Items listed in a dataset:
------------

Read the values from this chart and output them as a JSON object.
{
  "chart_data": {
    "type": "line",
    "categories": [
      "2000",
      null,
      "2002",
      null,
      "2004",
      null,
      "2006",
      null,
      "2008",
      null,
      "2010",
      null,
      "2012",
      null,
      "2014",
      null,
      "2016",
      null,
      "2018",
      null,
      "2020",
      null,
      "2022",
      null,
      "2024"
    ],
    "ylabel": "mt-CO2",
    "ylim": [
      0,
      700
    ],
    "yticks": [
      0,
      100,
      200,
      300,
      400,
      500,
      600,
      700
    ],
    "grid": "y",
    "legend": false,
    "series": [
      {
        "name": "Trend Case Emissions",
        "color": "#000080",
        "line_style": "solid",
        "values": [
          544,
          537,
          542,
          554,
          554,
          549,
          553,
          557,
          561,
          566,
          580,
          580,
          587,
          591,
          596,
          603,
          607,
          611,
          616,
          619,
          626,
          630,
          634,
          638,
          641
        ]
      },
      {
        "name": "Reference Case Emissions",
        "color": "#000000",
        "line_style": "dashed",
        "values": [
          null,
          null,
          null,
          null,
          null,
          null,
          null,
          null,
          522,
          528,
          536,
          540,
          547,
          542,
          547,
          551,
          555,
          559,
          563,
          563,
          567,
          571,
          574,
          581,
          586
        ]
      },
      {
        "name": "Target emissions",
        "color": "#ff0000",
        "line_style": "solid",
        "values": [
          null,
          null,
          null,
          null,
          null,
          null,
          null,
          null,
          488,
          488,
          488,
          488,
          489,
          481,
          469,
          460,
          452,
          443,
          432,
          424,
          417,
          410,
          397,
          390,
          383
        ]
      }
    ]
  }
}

------------

What you have to do: Extract the complete data, matching each line exactly.

Solution:
Read the values from this chart and output them as a JSON object.
{
  "chart_data": {
    "type": "line",
    "categories": [
      "2000",
      null,
      "2002",
      null,
      "2004",
      null,
      "2006",
      null,
      "2008",
      null,
      "2010",
      null,
      "2012",
      null,
      "2014",
      null,
      "2016",
      null,
      "2018",
      null,
      "2020",
      null,
      "2022",
      null,
      "2024"
    ],
    "ylabel": "mt-CO2",
    "ylim": [
      0,
      700
    ],
    "yticks": [
      0,
      100,
      200,
      300,
      400,
      500,
      600,
      700
    ],
    "grid": "y",
    "legend": false,
    "series": [
      {
        "name": "Trend Case Emissions",
        "color": "#000080",
        "line_style": "solid",
        "values": [
          544,
          537,
          542,
          554,
          554,
          549,
          553,
          557,
          561,
          566,
          580,
          580,
          587,
          591,
          596,
          603,
          607,
          611,
          616,
          619,
          626,
          630,
          634,
          638,
          641
        ]
      },
      {
        "name": "Reference Case Emissions",
        "color": "#000000",
        "line_style": "dashed",
        "values": [
          null,
          null,
          null,
          null,
          null,
          null,
          null,
          null,
          522,
          528,
          536,
          540,
          547,
          542,
          547,
          551,
          555,
          559,
          563,
          563,
          567,
          571,
          574,
          581,
          586
        ]
      },
      {
        "name": "Target emissions",
        "color": "#ff0000",
        "line_style": "solid",
        "values": [
          null,
          null,
          null,
          null,
          null,
          null,
          null,
          null,
          488,
          488,
          488,
          488,
          489,
          481,
          469,
          460,
          452,
          443,
          432,
          424,
          417,
          410,
          397,
          390,
          383
        ]
      }
    ]
  }
}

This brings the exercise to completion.